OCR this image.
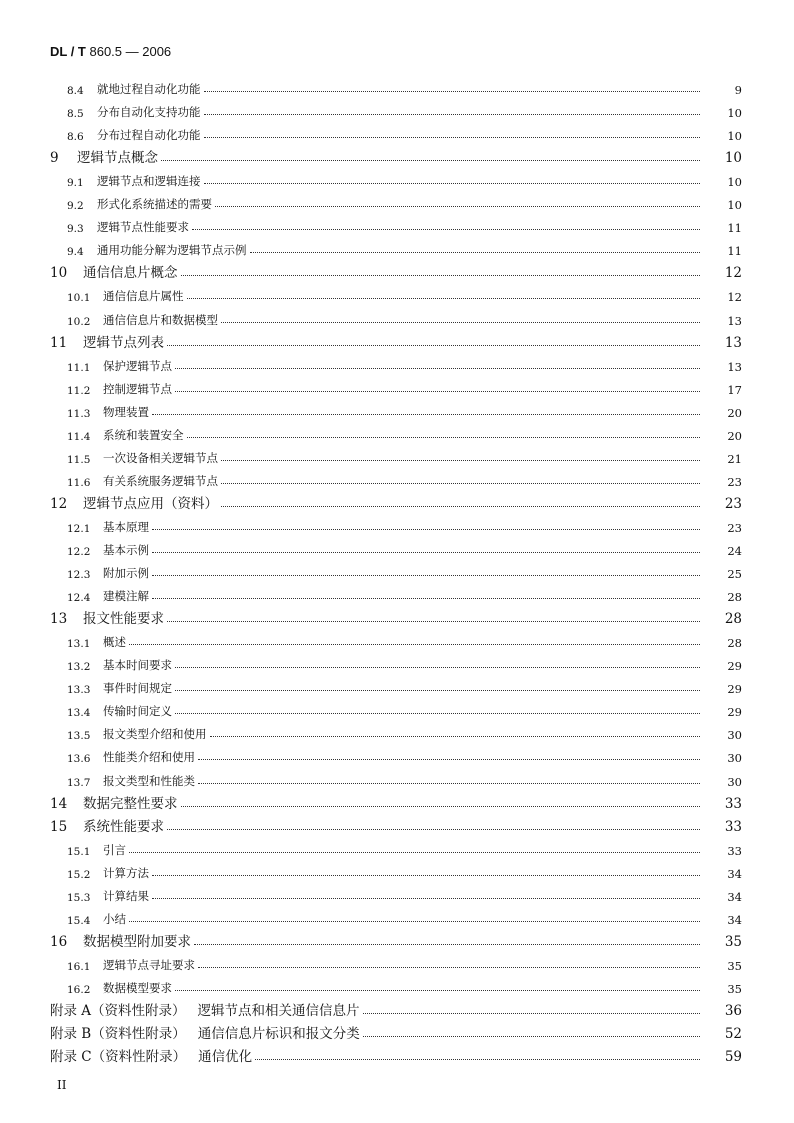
DL / T 860.5 — 2006
8.4	就地过程自动化功能	9
8.5	分布自动化支持功能	10
8.6	分布过程自动化功能	10
9	逻辑节点概念	10
9.1	逻辑节点和逻辑连接	10
9.2	形式化系统描述的需要	10
9.3	逻辑节点性能要求	11
9.4	通用功能分解为逻辑节点示例	11
10	通信信息片概念	12
10.1	通信信息片属性	12
10.2	通信信息片和数据模型	13
11	逻辑节点列表	13
11.1	保护逻辑节点	13
11.2	控制逻辑节点	17
11.3	物理装置	20
11.4	系统和装置安全	20
11.5	一次设备相关逻辑节点	21
11.6	有关系统服务逻辑节点	23
12	逻辑节点应用（资料）	23
12.1	基本原理	23
12.2	基本示例	24
12.3	附加示例	25
12.4	建模注解	28
13	报文性能要求	28
13.1	概述	28
13.2	基本时间要求	29
13.3	事件时间规定	29
13.4	传输时间定义	29
13.5	报文类型介绍和使用	30
13.6	性能类介绍和使用	30
13.7	报文类型和性能类	30
14	数据完整性要求	33
15	系统性能要求	33
15.1	引言	33
15.2	计算方法	34
15.3	计算结果	34
15.4	小结	34
16	数据模型附加要求	35
16.1	逻辑节点寻址要求	35
16.2	数据模型要求	35
附录 A（资料性附录） 逻辑节点和相关通信信息片	36
附录 B（资料性附录） 通信信息片标识和报文分类	52
附录 C（资料性附录） 通信优化	59
II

◆ Problem statement:
Reproduce all of the entries word for word, skipping any pictures they hold.

◆ Written answer:
OCR this image.
DL / T 860.5 — 2006
8.4	就地过程自动化功能	9
8.5	分布自动化支持功能	10
8.6	分布过程自动化功能	10
9	逻辑节点概念	10
9.1	逻辑节点和逻辑连接	10
9.2	形式化系统描述的需要	10
9.3	逻辑节点性能要求	11
9.4	通用功能分解为逻辑节点示例	11
10	通信信息片概念	12
10.1	通信信息片属性	12
10.2	通信信息片和数据模型	13
11	逻辑节点列表	13
11.1	保护逻辑节点	13
11.2	控制逻辑节点	17
11.3	物理装置	20
11.4	系统和装置安全	20
11.5	一次设备相关逻辑节点	21
11.6	有关系统服务逻辑节点	23
12	逻辑节点应用（资料）	23
12.1	基本原理	23
12.2	基本示例	24
12.3	附加示例	25
12.4	建模注解	28
13	报文性能要求	28
13.1	概述	28
13.2	基本时间要求	29
13.3	事件时间规定	29
13.4	传输时间定义	29
13.5	报文类型介绍和使用	30
13.6	性能类介绍和使用	30
13.7	报文类型和性能类	30
14	数据完整性要求	33
15	系统性能要求	33
15.1	引言	33
15.2	计算方法	34
15.3	计算结果	34
15.4	小结	34
16	数据模型附加要求	35
16.1	逻辑节点寻址要求	35
16.2	数据模型要求	35
附录 A（资料性附录） 逻辑节点和相关通信信息片	36
附录 B（资料性附录） 通信信息片标识和报文分类	52
附录 C（资料性附录） 通信优化	59
II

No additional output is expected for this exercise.